■ Recorded information:

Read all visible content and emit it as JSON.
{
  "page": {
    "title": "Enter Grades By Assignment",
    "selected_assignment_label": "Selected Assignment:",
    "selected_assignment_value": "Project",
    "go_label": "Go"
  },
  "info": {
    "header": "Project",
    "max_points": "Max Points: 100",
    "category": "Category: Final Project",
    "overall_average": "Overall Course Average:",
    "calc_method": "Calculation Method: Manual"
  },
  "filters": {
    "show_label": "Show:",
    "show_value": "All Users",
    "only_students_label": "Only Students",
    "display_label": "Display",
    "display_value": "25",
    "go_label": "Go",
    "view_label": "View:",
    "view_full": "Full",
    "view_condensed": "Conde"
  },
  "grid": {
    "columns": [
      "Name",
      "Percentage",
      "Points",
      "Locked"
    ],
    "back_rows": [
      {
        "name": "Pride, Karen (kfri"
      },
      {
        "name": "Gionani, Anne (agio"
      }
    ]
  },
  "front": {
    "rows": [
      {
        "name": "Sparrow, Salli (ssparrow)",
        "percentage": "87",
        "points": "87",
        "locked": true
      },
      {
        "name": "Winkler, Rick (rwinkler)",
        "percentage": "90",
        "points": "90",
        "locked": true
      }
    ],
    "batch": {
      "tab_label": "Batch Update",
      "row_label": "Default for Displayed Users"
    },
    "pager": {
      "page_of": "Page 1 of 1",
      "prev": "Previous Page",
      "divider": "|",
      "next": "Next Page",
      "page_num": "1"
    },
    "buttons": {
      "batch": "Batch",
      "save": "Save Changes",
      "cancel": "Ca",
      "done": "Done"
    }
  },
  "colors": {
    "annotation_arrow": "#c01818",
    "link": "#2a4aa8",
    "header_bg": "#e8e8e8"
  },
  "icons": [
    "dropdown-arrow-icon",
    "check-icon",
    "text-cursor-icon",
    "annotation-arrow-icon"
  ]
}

■ Challenge: Extract the whole listing, character for character.

■ Answer to the exercise:
Read all visible content and emit it as JSON.
{
  "page": {
    "title": "Enter Grades By Assignment",
    "selected_assignment_label": "Selected Assignment:",
    "selected_assignment_value": "Project",
    "go_label": "Go"
  },
  "info": {
    "header": "Project",
    "max_points": "Max Points: 100",
    "category": "Category: Final Project",
    "overall_average": "Overall Course Average:",
    "calc_method": "Calculation Method: Manual"
  },
  "filters": {
    "show_label": "Show:",
    "show_value": "All Users",
    "only_students_label": "Only Students",
    "display_label": "Display",
    "display_value": "25",
    "go_label": "Go",
    "view_label": "View:",
    "view_full": "Full",
    "view_condensed": "Conde"
  },
  "grid": {
    "columns": [
      "Name",
      "Percentage",
      "Points",
      "Locked"
    ],
    "back_rows": [
      {
        "name": "Pride, Karen (kfri"
      },
      {
        "name": "Gionani, Anne (agio"
      }
    ]
  },
  "front": {
    "rows": [
      {
        "name": "Sparrow, Salli (ssparrow)",
        "percentage": "87",
        "points": "87",
        "locked": true
      },
      {
        "name": "Winkler, Rick (rwinkler)",
        "percentage": "90",
        "points": "90",
        "locked": true
      }
    ],
    "batch": {
      "tab_label": "Batch Update",
      "row_label": "Default for Displayed Users"
    },
    "pager": {
      "page_of": "Page 1 of 1",
      "prev": "Previous Page",
      "divider": "|",
      "next": "Next Page",
      "page_num": "1"
    },
    "buttons": {
      "batch": "Batch",
      "save": "Save Changes",
      "cancel": "Ca",
      "done": "Done"
    }
  },
  "colors": {
    "annotation_arrow": "#c01818",
    "link": "#2a4aa8",
    "header_bg": "#e8e8e8"
  },
  "icons": [
    "dropdown-arrow-icon",
    "check-icon",
    "text-cursor-icon",
    "annotation-arrow-icon"
  ]
}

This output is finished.